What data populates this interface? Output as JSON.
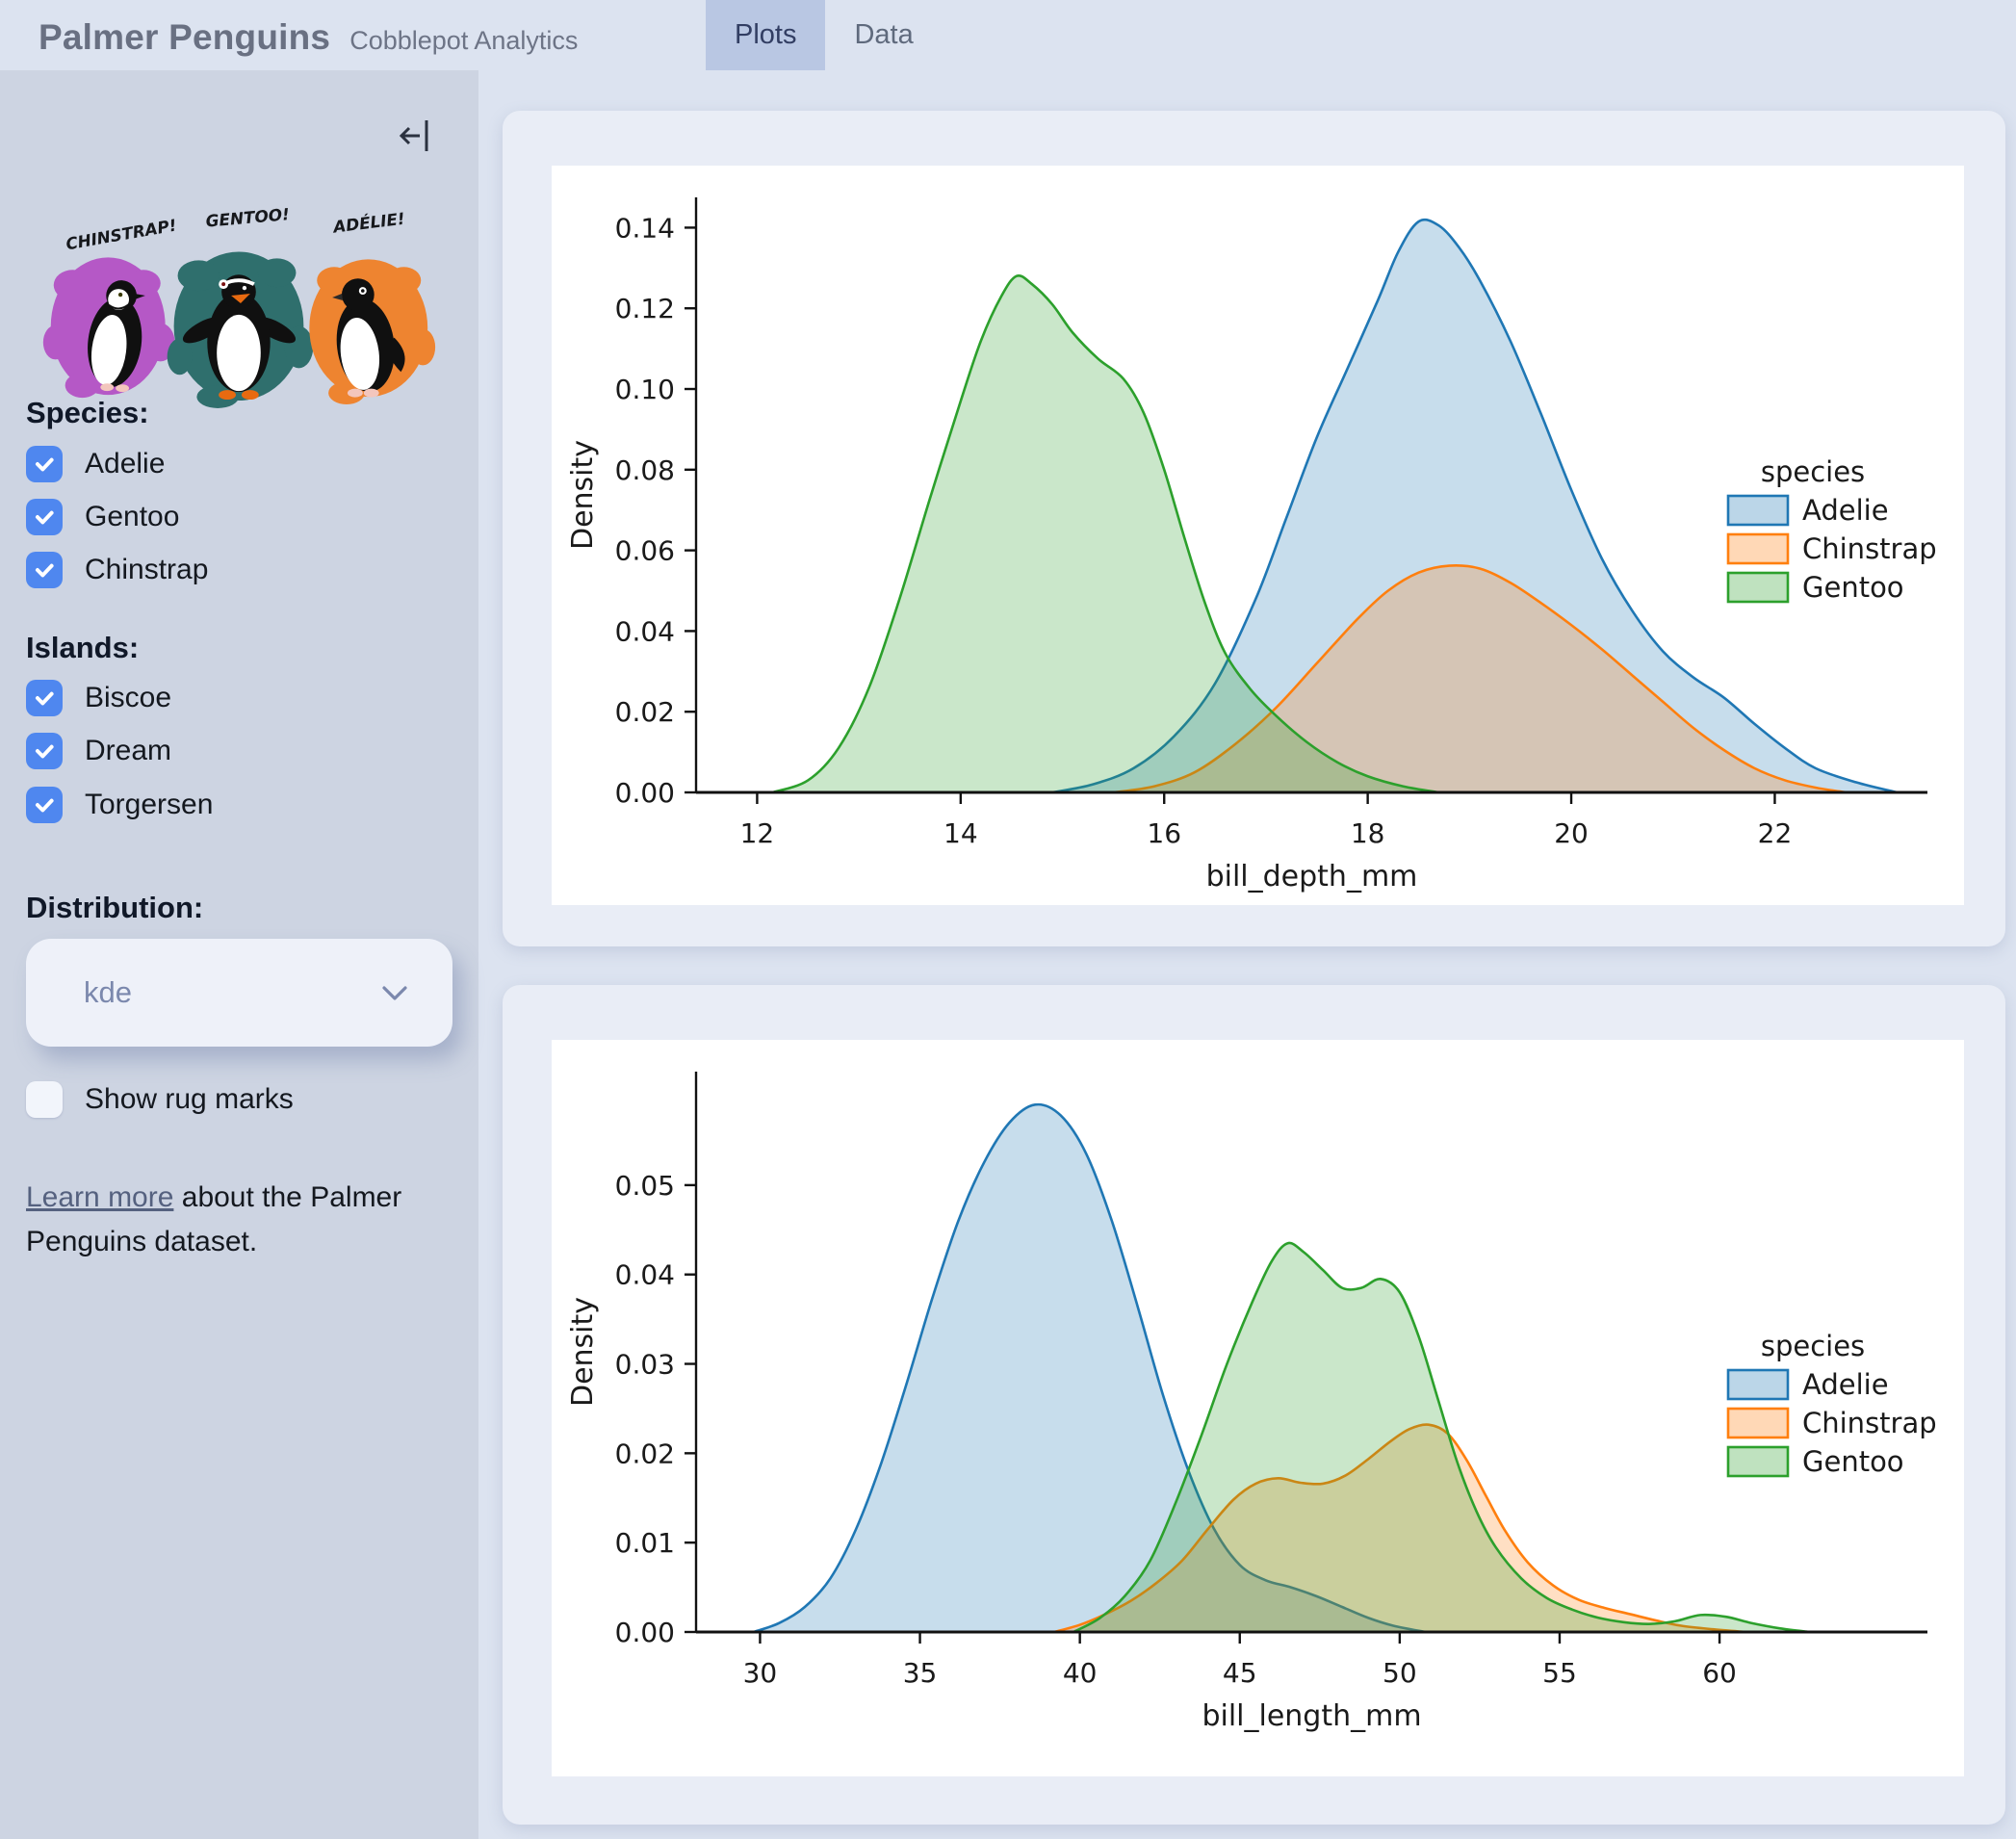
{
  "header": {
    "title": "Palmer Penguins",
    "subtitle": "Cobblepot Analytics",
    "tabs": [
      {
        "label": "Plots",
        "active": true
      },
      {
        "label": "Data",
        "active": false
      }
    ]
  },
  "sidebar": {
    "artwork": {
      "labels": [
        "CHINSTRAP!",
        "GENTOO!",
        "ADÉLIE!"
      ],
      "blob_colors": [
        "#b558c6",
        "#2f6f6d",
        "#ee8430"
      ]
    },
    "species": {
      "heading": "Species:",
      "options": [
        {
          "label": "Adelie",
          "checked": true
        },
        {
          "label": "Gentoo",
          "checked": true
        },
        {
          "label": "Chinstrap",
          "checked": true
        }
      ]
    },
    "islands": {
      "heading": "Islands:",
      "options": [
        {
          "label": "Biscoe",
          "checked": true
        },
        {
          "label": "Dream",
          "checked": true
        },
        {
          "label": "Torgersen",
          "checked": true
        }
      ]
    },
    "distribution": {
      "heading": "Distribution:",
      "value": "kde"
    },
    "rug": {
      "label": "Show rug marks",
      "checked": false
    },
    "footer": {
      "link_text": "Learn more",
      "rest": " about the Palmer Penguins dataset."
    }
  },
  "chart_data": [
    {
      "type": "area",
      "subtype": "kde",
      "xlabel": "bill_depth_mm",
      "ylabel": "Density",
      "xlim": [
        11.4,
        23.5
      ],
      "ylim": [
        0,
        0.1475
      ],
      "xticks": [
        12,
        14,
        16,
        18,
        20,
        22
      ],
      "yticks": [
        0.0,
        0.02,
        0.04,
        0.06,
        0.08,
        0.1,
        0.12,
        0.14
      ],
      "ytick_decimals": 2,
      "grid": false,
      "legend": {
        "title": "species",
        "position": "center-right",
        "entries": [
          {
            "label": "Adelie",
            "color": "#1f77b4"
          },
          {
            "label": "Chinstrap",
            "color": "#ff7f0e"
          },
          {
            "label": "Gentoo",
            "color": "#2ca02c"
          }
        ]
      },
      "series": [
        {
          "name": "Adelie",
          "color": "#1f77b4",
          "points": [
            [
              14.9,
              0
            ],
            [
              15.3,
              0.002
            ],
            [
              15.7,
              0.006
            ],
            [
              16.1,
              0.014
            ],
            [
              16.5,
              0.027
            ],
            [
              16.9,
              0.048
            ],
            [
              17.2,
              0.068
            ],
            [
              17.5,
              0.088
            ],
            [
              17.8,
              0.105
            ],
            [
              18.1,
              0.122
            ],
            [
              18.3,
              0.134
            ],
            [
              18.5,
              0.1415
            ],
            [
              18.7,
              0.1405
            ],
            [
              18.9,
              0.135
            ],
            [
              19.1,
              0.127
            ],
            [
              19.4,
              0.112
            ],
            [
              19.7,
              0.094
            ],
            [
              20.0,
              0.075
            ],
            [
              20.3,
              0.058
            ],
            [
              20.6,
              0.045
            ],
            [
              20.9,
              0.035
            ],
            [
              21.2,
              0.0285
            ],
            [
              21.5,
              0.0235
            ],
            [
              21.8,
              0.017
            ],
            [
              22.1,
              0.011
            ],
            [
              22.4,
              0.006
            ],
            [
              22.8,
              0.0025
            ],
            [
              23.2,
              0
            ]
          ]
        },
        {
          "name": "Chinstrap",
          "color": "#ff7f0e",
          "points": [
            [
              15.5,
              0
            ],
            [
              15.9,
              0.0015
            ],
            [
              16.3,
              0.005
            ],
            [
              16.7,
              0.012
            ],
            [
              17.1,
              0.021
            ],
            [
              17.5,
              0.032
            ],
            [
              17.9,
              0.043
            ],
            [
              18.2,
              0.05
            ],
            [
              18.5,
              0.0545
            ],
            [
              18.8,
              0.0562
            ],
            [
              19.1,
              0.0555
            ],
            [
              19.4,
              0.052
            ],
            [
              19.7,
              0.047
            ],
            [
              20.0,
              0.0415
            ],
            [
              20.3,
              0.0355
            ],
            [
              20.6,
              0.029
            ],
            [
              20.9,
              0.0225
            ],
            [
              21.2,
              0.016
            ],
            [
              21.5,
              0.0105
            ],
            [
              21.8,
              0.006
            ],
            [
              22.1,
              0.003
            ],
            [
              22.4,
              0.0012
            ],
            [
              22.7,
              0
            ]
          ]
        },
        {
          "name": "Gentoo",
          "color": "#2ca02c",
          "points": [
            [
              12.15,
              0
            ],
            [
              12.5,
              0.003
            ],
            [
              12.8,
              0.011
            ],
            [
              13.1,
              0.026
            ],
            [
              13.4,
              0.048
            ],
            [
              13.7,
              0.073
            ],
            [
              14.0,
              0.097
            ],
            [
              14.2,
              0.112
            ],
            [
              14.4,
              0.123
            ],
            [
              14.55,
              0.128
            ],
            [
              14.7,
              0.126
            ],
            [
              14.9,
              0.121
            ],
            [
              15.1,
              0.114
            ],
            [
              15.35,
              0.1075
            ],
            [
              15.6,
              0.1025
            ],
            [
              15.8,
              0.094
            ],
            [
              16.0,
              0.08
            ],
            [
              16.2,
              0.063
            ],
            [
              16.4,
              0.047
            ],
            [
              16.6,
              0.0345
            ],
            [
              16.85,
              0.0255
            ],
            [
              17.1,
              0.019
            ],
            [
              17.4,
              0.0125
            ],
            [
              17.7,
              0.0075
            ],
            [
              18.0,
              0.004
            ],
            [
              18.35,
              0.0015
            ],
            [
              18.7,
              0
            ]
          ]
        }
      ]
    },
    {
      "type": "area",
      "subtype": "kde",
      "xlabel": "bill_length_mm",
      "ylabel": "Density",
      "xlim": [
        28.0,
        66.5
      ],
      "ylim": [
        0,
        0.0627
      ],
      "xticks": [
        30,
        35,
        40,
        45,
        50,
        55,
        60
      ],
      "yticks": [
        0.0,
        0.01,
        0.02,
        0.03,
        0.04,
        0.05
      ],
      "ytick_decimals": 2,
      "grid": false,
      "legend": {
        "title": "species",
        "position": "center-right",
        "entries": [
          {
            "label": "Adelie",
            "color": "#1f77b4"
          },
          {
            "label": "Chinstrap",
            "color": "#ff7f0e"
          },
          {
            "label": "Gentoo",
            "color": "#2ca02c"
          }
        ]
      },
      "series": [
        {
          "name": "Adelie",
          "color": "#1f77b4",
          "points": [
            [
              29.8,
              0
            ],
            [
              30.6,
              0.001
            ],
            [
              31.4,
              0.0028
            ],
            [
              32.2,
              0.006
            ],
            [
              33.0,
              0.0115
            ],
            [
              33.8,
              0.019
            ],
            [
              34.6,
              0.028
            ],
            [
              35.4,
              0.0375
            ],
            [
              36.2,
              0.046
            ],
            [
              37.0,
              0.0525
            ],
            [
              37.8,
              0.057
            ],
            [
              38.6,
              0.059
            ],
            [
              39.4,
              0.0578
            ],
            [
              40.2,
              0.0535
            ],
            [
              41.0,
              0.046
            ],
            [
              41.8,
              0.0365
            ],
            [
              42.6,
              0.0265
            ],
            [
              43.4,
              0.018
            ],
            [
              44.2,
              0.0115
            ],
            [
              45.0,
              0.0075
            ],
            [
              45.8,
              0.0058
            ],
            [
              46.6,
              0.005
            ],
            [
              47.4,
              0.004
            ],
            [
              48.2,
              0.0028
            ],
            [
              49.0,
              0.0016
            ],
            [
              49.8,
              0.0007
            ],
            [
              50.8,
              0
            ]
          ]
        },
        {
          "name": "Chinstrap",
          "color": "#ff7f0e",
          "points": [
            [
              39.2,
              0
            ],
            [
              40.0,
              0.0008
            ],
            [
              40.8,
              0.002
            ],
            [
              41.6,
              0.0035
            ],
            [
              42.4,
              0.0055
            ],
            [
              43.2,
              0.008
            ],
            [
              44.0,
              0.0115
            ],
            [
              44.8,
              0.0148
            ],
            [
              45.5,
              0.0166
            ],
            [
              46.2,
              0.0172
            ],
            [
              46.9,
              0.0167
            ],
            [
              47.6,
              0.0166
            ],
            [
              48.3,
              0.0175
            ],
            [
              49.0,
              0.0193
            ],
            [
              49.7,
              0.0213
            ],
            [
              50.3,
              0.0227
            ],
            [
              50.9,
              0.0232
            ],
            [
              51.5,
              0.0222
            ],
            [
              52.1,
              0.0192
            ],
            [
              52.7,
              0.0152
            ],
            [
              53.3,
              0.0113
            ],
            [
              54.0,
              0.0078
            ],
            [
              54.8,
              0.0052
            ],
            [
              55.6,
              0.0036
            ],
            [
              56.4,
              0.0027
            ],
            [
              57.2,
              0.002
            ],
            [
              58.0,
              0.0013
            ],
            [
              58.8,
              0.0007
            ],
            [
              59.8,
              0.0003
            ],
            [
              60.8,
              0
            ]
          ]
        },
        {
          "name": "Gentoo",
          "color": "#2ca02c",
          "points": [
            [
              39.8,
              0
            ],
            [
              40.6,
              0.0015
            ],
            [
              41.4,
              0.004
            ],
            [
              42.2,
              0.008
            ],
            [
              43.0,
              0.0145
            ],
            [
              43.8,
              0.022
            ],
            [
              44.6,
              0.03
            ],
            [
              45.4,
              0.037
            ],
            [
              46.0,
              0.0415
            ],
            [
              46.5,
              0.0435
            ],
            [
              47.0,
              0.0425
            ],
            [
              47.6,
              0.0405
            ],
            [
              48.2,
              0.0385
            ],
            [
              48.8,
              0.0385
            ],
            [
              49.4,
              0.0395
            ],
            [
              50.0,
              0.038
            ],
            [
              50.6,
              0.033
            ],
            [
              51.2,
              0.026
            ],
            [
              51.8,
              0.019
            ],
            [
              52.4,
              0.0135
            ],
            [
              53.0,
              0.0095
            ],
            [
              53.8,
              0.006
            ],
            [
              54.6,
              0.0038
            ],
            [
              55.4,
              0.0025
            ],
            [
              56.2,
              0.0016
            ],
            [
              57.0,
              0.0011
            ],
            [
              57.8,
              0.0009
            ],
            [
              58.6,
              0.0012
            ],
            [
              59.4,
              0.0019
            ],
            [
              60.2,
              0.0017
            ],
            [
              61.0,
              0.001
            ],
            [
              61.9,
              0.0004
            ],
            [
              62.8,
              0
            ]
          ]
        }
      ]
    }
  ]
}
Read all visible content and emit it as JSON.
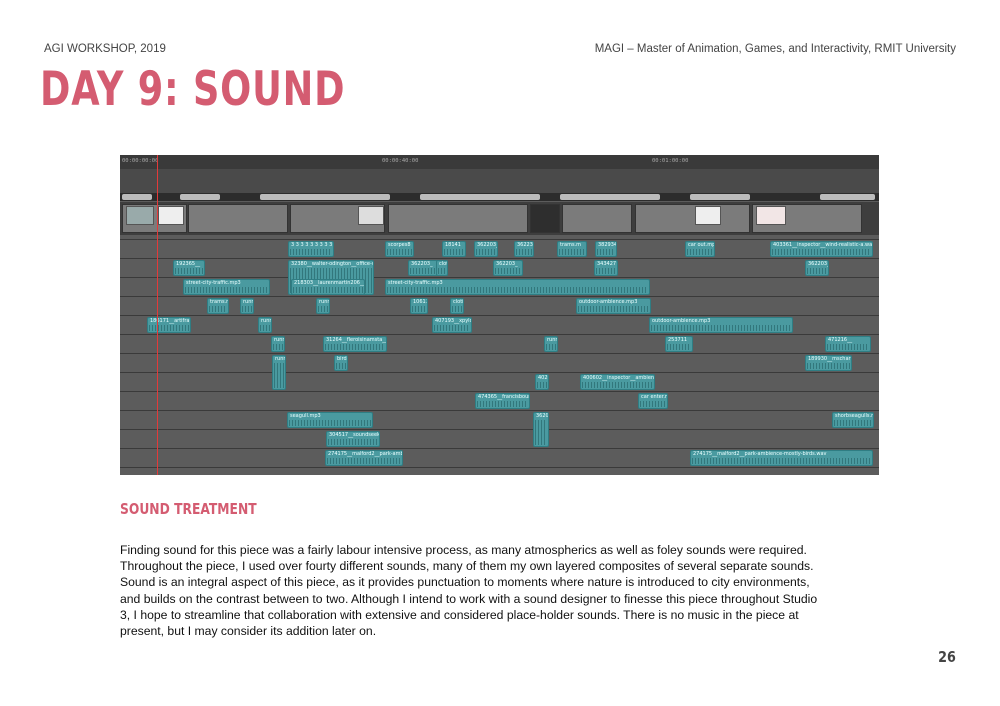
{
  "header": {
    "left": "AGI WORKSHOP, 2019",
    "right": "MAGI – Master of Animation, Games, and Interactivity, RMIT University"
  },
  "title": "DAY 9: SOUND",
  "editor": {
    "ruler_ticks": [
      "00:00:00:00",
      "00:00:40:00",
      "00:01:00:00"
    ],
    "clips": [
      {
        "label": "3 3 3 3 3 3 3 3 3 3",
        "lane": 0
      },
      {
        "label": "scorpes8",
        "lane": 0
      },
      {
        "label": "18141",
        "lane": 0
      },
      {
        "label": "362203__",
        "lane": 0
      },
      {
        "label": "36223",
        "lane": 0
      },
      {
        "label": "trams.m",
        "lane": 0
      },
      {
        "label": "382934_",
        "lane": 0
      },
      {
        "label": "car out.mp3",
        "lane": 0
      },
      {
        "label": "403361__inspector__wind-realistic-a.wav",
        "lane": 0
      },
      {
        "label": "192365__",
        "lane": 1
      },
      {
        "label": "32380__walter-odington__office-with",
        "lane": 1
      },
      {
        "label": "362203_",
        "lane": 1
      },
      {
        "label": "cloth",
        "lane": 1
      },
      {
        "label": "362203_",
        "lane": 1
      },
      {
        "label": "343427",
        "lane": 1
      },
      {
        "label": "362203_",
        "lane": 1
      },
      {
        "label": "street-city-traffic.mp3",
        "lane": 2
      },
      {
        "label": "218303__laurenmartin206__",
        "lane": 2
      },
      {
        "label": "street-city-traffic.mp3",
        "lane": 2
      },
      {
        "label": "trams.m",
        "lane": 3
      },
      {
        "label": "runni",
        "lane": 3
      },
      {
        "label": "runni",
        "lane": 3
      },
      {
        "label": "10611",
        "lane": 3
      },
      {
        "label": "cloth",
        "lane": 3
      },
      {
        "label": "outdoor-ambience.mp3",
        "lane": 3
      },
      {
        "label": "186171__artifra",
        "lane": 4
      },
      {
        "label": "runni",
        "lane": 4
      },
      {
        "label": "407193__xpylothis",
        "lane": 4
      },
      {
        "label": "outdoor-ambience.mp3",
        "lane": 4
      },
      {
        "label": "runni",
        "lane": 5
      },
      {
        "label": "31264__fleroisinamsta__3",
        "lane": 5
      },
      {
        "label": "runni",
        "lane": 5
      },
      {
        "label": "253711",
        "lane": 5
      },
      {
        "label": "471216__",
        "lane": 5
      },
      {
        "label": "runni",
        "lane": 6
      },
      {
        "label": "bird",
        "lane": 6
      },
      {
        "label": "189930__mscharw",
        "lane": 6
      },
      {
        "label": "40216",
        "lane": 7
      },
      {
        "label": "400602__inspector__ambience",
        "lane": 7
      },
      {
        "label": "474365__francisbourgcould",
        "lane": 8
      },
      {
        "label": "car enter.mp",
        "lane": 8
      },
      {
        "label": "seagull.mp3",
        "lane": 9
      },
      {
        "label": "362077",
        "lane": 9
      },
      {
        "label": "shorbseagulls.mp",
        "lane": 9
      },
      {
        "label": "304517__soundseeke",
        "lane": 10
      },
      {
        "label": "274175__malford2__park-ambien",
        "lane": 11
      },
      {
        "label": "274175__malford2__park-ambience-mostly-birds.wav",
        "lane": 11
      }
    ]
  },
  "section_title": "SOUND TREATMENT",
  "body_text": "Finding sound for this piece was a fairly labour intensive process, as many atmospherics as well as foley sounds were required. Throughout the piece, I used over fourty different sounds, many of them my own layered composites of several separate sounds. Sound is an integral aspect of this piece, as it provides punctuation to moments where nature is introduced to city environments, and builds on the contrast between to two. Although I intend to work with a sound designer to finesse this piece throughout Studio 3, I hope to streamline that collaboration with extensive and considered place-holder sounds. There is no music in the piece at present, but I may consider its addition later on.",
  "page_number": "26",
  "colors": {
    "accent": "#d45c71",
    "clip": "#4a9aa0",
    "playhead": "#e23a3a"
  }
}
^^^^^^^^
What you have to do
From the material above, copy each line that includes the word "false".

Answer to this exercise
        "active": false
      "checked": false
      "grid": false,
      "grid": false,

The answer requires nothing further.